TASK STATEMENT:
Wherever the word "العلاجية" appears in the entries, copy the whole line.

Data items

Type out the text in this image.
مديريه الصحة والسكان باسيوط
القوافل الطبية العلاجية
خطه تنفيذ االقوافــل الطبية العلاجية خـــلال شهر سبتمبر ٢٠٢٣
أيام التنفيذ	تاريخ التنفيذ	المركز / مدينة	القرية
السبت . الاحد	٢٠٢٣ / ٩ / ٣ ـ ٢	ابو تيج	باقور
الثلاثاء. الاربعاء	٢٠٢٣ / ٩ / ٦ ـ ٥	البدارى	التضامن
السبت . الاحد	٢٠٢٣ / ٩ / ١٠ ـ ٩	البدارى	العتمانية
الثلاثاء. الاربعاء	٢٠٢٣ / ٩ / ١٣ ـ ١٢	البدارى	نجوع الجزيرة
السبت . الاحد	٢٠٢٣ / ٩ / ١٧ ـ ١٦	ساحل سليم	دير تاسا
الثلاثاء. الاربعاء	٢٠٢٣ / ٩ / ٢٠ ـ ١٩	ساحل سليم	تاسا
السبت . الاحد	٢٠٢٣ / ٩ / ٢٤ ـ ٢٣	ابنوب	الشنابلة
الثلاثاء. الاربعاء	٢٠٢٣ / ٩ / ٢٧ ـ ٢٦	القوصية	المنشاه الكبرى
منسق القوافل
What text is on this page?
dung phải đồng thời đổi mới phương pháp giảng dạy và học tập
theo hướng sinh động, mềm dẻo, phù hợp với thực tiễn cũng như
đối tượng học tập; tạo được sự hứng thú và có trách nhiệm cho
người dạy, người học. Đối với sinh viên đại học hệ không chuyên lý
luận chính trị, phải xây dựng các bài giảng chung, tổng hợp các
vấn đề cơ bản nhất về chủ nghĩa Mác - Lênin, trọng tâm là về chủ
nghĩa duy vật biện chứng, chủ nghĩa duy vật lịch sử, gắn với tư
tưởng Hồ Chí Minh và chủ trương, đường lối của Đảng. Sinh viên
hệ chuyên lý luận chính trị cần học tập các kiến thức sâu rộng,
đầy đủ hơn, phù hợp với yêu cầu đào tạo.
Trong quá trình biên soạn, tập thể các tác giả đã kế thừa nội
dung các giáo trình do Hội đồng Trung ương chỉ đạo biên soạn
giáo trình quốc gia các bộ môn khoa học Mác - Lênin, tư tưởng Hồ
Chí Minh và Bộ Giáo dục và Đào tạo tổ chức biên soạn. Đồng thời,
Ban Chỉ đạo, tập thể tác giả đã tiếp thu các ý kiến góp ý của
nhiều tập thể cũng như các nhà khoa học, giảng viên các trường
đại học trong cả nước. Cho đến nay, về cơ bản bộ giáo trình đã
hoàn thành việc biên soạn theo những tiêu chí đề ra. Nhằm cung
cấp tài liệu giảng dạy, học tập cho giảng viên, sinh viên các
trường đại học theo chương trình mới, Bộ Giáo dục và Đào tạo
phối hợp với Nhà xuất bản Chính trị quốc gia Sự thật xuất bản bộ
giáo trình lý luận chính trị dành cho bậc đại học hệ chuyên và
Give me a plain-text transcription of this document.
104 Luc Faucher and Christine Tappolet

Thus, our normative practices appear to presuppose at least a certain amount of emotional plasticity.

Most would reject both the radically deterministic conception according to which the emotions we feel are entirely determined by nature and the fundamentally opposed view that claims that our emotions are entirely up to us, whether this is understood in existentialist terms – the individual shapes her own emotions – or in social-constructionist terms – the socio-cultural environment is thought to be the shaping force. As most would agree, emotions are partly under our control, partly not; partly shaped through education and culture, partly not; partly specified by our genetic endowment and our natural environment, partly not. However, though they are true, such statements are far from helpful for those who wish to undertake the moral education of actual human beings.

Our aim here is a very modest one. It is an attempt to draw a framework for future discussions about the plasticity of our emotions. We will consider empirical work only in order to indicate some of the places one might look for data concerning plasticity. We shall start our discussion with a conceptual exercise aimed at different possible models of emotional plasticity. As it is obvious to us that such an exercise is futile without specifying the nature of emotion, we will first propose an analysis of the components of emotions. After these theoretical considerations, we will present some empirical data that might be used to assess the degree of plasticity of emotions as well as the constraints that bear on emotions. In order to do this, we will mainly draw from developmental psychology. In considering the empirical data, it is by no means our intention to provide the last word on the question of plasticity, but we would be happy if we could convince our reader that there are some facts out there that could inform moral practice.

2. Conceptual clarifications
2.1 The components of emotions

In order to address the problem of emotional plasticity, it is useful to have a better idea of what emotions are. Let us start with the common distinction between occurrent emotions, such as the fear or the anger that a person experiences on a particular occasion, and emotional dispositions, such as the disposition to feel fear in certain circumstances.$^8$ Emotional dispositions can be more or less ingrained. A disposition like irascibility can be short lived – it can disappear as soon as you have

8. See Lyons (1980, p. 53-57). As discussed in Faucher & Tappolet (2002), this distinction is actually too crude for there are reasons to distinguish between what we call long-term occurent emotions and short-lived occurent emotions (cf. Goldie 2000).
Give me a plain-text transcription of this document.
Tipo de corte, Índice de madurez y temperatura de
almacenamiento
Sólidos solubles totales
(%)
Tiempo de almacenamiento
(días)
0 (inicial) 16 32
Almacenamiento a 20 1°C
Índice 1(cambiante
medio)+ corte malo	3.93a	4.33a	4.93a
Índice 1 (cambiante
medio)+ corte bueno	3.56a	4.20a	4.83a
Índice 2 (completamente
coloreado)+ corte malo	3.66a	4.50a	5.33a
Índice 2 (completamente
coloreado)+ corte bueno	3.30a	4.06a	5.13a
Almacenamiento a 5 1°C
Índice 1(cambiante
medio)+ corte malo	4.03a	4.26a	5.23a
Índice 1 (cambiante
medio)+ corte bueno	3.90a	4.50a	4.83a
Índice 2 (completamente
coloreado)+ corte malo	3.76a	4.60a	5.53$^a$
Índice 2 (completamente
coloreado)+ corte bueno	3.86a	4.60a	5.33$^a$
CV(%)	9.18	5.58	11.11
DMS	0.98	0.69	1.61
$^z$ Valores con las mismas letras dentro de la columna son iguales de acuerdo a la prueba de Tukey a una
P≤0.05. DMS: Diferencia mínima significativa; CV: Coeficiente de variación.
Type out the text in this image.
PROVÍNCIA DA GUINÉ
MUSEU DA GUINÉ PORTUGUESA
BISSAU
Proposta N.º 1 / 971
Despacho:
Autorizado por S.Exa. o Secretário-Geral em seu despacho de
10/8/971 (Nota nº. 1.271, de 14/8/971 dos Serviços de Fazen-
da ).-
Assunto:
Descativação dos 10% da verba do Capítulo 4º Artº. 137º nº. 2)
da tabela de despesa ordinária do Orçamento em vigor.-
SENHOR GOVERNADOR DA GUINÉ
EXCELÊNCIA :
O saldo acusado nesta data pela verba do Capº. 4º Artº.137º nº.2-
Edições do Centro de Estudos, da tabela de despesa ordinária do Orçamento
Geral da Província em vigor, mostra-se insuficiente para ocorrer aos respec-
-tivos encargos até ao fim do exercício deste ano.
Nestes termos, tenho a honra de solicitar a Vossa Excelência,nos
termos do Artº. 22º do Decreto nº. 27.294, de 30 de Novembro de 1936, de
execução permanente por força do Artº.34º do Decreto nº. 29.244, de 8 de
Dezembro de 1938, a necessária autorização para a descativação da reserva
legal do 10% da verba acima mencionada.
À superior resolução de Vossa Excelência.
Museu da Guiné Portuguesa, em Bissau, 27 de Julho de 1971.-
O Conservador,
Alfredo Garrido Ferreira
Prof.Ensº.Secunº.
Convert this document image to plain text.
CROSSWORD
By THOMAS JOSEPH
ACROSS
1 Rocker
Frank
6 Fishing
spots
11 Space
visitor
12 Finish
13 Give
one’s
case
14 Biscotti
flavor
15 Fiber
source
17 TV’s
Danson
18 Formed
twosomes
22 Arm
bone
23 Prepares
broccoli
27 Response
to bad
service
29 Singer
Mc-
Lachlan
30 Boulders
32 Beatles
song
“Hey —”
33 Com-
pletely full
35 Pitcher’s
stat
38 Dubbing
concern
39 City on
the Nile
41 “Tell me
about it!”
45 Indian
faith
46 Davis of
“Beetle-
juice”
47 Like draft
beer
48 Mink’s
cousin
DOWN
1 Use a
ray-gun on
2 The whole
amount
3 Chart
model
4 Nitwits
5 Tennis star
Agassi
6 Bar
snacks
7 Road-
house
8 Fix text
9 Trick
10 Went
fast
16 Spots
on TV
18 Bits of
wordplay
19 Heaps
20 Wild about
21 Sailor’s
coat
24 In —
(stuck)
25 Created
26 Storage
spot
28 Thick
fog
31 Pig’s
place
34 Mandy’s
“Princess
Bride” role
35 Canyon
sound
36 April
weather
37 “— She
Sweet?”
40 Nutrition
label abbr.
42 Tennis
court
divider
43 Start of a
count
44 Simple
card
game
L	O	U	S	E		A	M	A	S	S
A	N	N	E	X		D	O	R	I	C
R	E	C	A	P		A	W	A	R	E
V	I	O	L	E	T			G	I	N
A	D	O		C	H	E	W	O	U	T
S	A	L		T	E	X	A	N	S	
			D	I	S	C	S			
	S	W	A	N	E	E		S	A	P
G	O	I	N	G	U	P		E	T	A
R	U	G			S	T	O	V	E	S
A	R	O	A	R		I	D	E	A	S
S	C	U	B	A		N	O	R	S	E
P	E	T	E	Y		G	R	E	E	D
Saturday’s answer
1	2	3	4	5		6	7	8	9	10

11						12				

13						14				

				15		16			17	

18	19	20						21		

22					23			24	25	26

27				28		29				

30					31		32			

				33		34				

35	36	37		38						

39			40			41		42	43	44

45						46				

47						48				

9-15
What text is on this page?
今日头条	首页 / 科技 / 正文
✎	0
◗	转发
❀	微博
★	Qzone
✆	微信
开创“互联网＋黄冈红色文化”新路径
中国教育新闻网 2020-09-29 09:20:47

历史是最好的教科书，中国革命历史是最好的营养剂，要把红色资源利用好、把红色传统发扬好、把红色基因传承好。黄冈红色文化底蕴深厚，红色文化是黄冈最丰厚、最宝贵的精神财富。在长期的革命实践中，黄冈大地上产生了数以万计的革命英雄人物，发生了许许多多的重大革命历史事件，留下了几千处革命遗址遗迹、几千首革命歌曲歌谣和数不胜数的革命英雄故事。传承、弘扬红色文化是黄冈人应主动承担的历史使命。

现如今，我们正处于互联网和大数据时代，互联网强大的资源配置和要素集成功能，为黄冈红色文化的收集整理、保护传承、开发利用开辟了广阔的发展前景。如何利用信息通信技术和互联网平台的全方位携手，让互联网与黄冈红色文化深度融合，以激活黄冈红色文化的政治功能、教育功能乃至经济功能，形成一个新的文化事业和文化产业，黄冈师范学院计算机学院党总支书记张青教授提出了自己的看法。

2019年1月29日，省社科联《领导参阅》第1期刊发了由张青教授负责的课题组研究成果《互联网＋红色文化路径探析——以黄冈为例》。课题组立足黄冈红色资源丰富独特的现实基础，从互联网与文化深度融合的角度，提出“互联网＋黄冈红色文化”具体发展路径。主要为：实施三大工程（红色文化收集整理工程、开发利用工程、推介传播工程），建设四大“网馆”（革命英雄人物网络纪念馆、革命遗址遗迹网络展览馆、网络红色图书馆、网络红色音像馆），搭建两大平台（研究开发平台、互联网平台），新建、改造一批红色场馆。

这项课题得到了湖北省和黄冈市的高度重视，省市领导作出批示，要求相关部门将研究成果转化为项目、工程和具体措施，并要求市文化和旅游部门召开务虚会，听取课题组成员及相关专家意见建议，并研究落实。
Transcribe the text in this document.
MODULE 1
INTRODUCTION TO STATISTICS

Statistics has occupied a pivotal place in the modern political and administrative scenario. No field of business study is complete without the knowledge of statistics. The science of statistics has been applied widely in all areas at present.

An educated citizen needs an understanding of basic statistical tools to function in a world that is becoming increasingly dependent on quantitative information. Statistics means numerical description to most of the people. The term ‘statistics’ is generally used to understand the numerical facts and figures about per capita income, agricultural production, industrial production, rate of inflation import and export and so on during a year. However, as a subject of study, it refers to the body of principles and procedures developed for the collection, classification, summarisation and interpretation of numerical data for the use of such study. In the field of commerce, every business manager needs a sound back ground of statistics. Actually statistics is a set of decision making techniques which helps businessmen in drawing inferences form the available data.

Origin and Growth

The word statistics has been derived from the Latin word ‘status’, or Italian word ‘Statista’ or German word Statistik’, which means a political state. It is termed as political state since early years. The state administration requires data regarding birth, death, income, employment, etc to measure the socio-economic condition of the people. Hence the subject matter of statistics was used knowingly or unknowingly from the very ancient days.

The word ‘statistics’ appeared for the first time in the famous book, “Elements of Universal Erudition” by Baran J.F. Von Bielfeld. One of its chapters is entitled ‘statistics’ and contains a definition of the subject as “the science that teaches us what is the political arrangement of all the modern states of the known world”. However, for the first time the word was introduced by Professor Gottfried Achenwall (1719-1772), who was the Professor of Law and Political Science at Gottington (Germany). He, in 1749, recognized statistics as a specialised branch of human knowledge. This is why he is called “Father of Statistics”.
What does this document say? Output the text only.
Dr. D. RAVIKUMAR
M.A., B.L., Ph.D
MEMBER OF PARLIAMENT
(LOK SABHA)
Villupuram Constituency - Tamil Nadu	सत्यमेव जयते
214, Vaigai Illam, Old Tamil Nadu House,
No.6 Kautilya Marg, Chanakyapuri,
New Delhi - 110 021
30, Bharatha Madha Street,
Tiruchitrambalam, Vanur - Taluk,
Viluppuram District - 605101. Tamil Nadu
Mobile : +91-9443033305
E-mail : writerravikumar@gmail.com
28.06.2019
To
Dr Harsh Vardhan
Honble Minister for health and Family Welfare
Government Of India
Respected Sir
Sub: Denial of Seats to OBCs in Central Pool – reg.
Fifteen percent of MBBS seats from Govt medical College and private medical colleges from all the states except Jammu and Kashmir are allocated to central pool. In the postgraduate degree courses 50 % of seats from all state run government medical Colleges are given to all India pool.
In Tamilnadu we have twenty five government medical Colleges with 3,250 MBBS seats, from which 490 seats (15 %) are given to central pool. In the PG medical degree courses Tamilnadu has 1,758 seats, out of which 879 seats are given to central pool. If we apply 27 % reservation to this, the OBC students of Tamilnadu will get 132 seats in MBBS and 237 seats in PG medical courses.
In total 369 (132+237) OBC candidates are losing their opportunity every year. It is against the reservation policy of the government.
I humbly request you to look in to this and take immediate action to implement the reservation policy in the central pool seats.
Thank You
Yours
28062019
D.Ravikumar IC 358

SOLUTION FOR THIS EXERCISE:
القوافل الطبية العلاجية
خطه تنفيذ االقوافــل الطبية العلاجية خـــلال شهر سبتمبر ٢٠٢٣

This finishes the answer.